Do this: Among the lines below, count those with "pensament". Give the total alone.

--- Exercise materials ---

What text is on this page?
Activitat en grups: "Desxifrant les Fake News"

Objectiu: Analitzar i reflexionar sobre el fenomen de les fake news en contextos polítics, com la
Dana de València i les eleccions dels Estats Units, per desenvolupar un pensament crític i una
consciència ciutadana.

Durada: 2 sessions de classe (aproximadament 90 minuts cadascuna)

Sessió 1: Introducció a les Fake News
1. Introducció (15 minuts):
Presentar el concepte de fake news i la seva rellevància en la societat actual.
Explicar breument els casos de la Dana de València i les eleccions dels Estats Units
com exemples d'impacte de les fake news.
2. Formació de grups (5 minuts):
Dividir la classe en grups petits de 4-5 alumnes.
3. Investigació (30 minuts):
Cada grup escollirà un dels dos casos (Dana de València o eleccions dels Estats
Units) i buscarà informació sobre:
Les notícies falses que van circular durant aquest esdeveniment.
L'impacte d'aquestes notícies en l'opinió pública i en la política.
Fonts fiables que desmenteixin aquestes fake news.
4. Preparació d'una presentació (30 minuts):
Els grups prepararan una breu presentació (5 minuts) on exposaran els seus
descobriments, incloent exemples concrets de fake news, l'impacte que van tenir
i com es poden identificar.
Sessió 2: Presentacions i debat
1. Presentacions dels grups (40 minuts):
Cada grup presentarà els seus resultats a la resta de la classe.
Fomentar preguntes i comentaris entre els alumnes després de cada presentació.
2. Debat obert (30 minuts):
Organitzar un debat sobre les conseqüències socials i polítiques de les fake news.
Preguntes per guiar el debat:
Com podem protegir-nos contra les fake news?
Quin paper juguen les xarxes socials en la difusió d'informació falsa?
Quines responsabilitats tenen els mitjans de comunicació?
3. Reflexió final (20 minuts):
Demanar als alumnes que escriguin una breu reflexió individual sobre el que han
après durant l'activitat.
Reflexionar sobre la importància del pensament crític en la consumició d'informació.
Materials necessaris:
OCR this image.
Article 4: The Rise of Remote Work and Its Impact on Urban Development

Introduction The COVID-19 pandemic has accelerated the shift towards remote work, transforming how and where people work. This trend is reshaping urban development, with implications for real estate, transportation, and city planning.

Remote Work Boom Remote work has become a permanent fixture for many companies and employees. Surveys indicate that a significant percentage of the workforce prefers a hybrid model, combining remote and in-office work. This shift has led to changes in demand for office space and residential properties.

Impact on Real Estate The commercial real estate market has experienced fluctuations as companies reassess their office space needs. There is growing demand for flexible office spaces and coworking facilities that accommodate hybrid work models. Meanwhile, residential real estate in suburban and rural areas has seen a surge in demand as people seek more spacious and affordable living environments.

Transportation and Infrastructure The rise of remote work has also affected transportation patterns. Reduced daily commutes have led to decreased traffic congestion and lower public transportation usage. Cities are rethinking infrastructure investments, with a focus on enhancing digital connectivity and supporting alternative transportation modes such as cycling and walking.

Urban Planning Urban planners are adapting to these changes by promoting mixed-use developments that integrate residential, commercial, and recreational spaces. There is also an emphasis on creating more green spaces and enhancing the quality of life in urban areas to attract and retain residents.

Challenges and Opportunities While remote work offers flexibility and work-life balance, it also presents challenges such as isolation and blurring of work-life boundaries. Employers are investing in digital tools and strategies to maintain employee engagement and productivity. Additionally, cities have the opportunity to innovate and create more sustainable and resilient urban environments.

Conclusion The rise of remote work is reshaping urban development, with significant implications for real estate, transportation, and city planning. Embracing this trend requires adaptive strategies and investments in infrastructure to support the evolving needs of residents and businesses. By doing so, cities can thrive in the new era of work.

---

Reply: 2